*Work to be completed*: Every entry needs to be reproduced exactly.

------ Task material

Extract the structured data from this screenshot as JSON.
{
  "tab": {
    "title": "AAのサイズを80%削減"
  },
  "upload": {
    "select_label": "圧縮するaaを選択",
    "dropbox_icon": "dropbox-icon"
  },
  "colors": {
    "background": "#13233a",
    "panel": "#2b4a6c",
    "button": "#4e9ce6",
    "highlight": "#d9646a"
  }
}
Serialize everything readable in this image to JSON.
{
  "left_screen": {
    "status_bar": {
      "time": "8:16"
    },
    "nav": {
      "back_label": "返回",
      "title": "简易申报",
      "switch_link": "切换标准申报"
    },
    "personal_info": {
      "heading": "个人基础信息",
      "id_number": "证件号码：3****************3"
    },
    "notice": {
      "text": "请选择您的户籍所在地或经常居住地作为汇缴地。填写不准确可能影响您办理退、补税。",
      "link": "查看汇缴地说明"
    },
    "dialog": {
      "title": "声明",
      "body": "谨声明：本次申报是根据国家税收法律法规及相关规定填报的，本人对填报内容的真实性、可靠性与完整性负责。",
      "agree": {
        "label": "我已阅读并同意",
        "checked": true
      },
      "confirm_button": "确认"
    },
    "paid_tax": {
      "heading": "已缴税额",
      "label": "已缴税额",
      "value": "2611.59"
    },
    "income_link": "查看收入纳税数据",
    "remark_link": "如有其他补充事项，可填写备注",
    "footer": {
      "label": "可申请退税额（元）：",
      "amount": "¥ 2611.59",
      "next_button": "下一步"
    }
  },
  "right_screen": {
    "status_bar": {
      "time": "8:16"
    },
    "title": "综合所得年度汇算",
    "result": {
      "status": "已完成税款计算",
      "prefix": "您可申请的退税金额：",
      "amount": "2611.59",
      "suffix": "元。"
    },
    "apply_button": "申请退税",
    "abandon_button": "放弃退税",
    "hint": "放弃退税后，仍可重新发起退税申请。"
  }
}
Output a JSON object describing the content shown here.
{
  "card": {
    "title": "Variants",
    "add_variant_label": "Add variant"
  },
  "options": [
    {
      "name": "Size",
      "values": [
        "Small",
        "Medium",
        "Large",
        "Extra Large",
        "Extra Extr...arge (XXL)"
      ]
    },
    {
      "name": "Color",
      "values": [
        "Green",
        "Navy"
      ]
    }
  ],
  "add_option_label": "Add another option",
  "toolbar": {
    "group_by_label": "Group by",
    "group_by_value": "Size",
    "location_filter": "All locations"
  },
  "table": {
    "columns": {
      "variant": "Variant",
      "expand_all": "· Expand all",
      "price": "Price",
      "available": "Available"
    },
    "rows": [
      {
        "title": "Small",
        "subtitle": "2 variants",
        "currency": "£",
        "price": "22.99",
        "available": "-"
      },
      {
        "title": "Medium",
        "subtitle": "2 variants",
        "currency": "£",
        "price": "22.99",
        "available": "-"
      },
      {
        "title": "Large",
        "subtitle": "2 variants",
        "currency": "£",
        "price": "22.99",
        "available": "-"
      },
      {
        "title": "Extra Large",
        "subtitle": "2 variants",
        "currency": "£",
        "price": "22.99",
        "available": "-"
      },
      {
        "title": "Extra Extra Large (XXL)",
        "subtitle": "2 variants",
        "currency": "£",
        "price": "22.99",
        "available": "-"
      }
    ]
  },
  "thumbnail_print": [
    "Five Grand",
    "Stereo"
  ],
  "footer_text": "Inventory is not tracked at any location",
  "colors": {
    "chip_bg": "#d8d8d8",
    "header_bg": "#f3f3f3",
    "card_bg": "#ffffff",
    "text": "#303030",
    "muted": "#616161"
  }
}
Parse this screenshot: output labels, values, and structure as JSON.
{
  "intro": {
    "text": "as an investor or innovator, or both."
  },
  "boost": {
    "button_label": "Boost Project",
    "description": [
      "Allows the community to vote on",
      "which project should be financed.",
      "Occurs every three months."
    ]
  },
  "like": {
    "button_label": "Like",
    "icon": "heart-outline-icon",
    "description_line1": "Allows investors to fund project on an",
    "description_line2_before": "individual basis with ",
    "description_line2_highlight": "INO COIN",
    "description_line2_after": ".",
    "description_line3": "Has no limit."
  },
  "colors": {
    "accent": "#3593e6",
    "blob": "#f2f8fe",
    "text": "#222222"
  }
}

------------

*Task result*:
Extract the structured data from this screenshot as JSON.
{
  "tab": {
    "title": "AAのサイズを80%削減"
  },
  "upload": {
    "select_label": "圧縮するaaを選択",
    "dropbox_icon": "dropbox-icon"
  },
  "colors": {
    "background": "#13233a",
    "panel": "#2b4a6c",
    "button": "#4e9ce6",
    "highlight": "#d9646a"
  }
}
Serialize everything readable in this image to JSON.
{
  "left_screen": {
    "status_bar": {
      "time": "8:16"
    },
    "nav": {
      "back_label": "返回",
      "title": "简易申报",
      "switch_link": "切换标准申报"
    },
    "personal_info": {
      "heading": "个人基础信息",
      "id_number": "证件号码：3****************3"
    },
    "notice": {
      "text": "请选择您的户籍所在地或经常居住地作为汇缴地。填写不准确可能影响您办理退、补税。",
      "link": "查看汇缴地说明"
    },
    "dialog": {
      "title": "声明",
      "body": "谨声明：本次申报是根据国家税收法律法规及相关规定填报的，本人对填报内容的真实性、可靠性与完整性负责。",
      "agree": {
        "label": "我已阅读并同意",
        "checked": true
      },
      "confirm_button": "确认"
    },
    "paid_tax": {
      "heading": "已缴税额",
      "label": "已缴税额",
      "value": "2611.59"
    },
    "income_link": "查看收入纳税数据",
    "remark_link": "如有其他补充事项，可填写备注",
    "footer": {
      "label": "可申请退税额（元）：",
      "amount": "¥ 2611.59",
      "next_button": "下一步"
    }
  },
  "right_screen": {
    "status_bar": {
      "time": "8:16"
    },
    "title": "综合所得年度汇算",
    "result": {
      "status": "已完成税款计算",
      "prefix": "您可申请的退税金额：",
      "amount": "2611.59",
      "suffix": "元。"
    },
    "apply_button": "申请退税",
    "abandon_button": "放弃退税",
    "hint": "放弃退税后，仍可重新发起退税申请。"
  }
}
Output a JSON object describing the content shown here.
{
  "card": {
    "title": "Variants",
    "add_variant_label": "Add variant"
  },
  "options": [
    {
      "name": "Size",
      "values": [
        "Small",
        "Medium",
        "Large",
        "Extra Large",
        "Extra Extr...arge (XXL)"
      ]
    },
    {
      "name": "Color",
      "values": [
        "Green",
        "Navy"
      ]
    }
  ],
  "add_option_label": "Add another option",
  "toolbar": {
    "group_by_label": "Group by",
    "group_by_value": "Size",
    "location_filter": "All locations"
  },
  "table": {
    "columns": {
      "variant": "Variant",
      "expand_all": "· Expand all",
      "price": "Price",
      "available": "Available"
    },
    "rows": [
      {
        "title": "Small",
        "subtitle": "2 variants",
        "currency": "£",
        "price": "22.99",
        "available": "-"
      },
      {
        "title": "Medium",
        "subtitle": "2 variants",
        "currency": "£",
        "price": "22.99",
        "available": "-"
      },
      {
        "title": "Large",
        "subtitle": "2 variants",
        "currency": "£",
        "price": "22.99",
        "available": "-"
      },
      {
        "title": "Extra Large",
        "subtitle": "2 variants",
        "currency": "£",
        "price": "22.99",
        "available": "-"
      },
      {
        "title": "Extra Extra Large (XXL)",
        "subtitle": "2 variants",
        "currency": "£",
        "price": "22.99",
        "available": "-"
      }
    ]
  },
  "thumbnail_print": [
    "Five Grand",
    "Stereo"
  ],
  "footer_text": "Inventory is not tracked at any location",
  "colors": {
    "chip_bg": "#d8d8d8",
    "header_bg": "#f3f3f3",
    "card_bg": "#ffffff",
    "text": "#303030",
    "muted": "#616161"
  }
}
Parse this screenshot: output labels, values, and structure as JSON.
{
  "intro": {
    "text": "as an investor or innovator, or both."
  },
  "boost": {
    "button_label": "Boost Project",
    "description": [
      "Allows the community to vote on",
      "which project should be financed.",
      "Occurs every three months."
    ]
  },
  "like": {
    "button_label": "Like",
    "icon": "heart-outline-icon",
    "description_line1": "Allows investors to fund project on an",
    "description_line2_before": "individual basis with ",
    "description_line2_highlight": "INO COIN",
    "description_line2_after": ".",
    "description_line3": "Has no limit."
  },
  "colors": {
    "accent": "#3593e6",
    "blob": "#f2f8fe",
    "text": "#222222"
  }
}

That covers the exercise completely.